- **Given task**: Would you quote every entry exactly, dropping only the pictures?

- **Dataset content**:
== == ==

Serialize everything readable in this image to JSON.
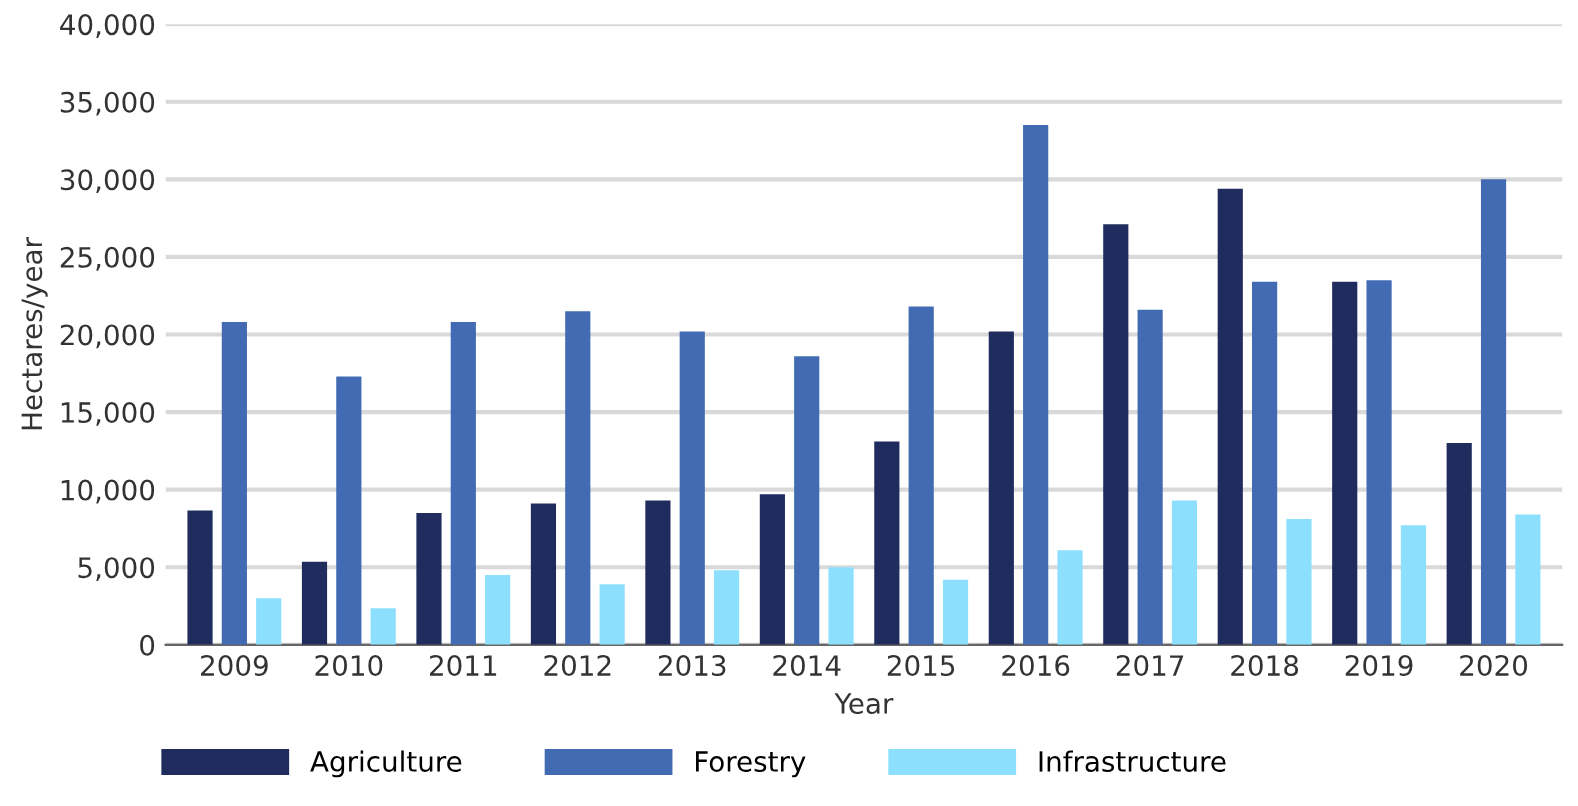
{
  "chart_data": {
    "type": "bar",
    "xlabel": "Year",
    "ylabel": "Hectares/year",
    "categories": [
      "2009",
      "2010",
      "2011",
      "2012",
      "2013",
      "2014",
      "2015",
      "2016",
      "2017",
      "2018",
      "2019",
      "2020"
    ],
    "series": [
      {
        "name": "Agriculture",
        "color": "#202c5e",
        "values": [
          8650,
          5350,
          8500,
          9100,
          9300,
          9700,
          13100,
          20200,
          27100,
          29400,
          23400,
          13000
        ]
      },
      {
        "name": "Forestry",
        "color": "#426bb3",
        "values": [
          20800,
          17300,
          20800,
          21500,
          20200,
          18600,
          21800,
          33500,
          21600,
          23400,
          23500,
          30000
        ]
      },
      {
        "name": "Infrastructure",
        "color": "#8ce0fe",
        "values": [
          3000,
          2350,
          4500,
          3900,
          4800,
          5000,
          4200,
          6100,
          9300,
          8100,
          7700,
          8400
        ]
      }
    ],
    "ylim": [
      0,
      40000
    ],
    "yticks": [
      {
        "value": 0,
        "label": "0"
      },
      {
        "value": 5000,
        "label": "5,000"
      },
      {
        "value": 10000,
        "label": "10,000"
      },
      {
        "value": 15000,
        "label": "15,000"
      },
      {
        "value": 20000,
        "label": "20,000"
      },
      {
        "value": 25000,
        "label": "25,000"
      },
      {
        "value": 30000,
        "label": "30,000"
      },
      {
        "value": 35000,
        "label": "35,000"
      },
      {
        "value": 40000,
        "label": "40,000"
      }
    ],
    "grid": "y",
    "legend": "bottom left"
  }
}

== == ==

- **Expected output**:
Serialize everything readable in this image to JSON.
{
  "chart_data": {
    "type": "bar",
    "xlabel": "Year",
    "ylabel": "Hectares/year",
    "categories": [
      "2009",
      "2010",
      "2011",
      "2012",
      "2013",
      "2014",
      "2015",
      "2016",
      "2017",
      "2018",
      "2019",
      "2020"
    ],
    "series": [
      {
        "name": "Agriculture",
        "color": "#202c5e",
        "values": [
          8650,
          5350,
          8500,
          9100,
          9300,
          9700,
          13100,
          20200,
          27100,
          29400,
          23400,
          13000
        ]
      },
      {
        "name": "Forestry",
        "color": "#426bb3",
        "values": [
          20800,
          17300,
          20800,
          21500,
          20200,
          18600,
          21800,
          33500,
          21600,
          23400,
          23500,
          30000
        ]
      },
      {
        "name": "Infrastructure",
        "color": "#8ce0fe",
        "values": [
          3000,
          2350,
          4500,
          3900,
          4800,
          5000,
          4200,
          6100,
          9300,
          8100,
          7700,
          8400
        ]
      }
    ],
    "ylim": [
      0,
      40000
    ],
    "yticks": [
      {
        "value": 0,
        "label": "0"
      },
      {
        "value": 5000,
        "label": "5,000"
      },
      {
        "value": 10000,
        "label": "10,000"
      },
      {
        "value": 15000,
        "label": "15,000"
      },
      {
        "value": 20000,
        "label": "20,000"
      },
      {
        "value": 25000,
        "label": "25,000"
      },
      {
        "value": 30000,
        "label": "30,000"
      },
      {
        "value": 35000,
        "label": "35,000"
      },
      {
        "value": 40000,
        "label": "40,000"
      }
    ],
    "grid": "y",
    "legend": "bottom left"
  }
}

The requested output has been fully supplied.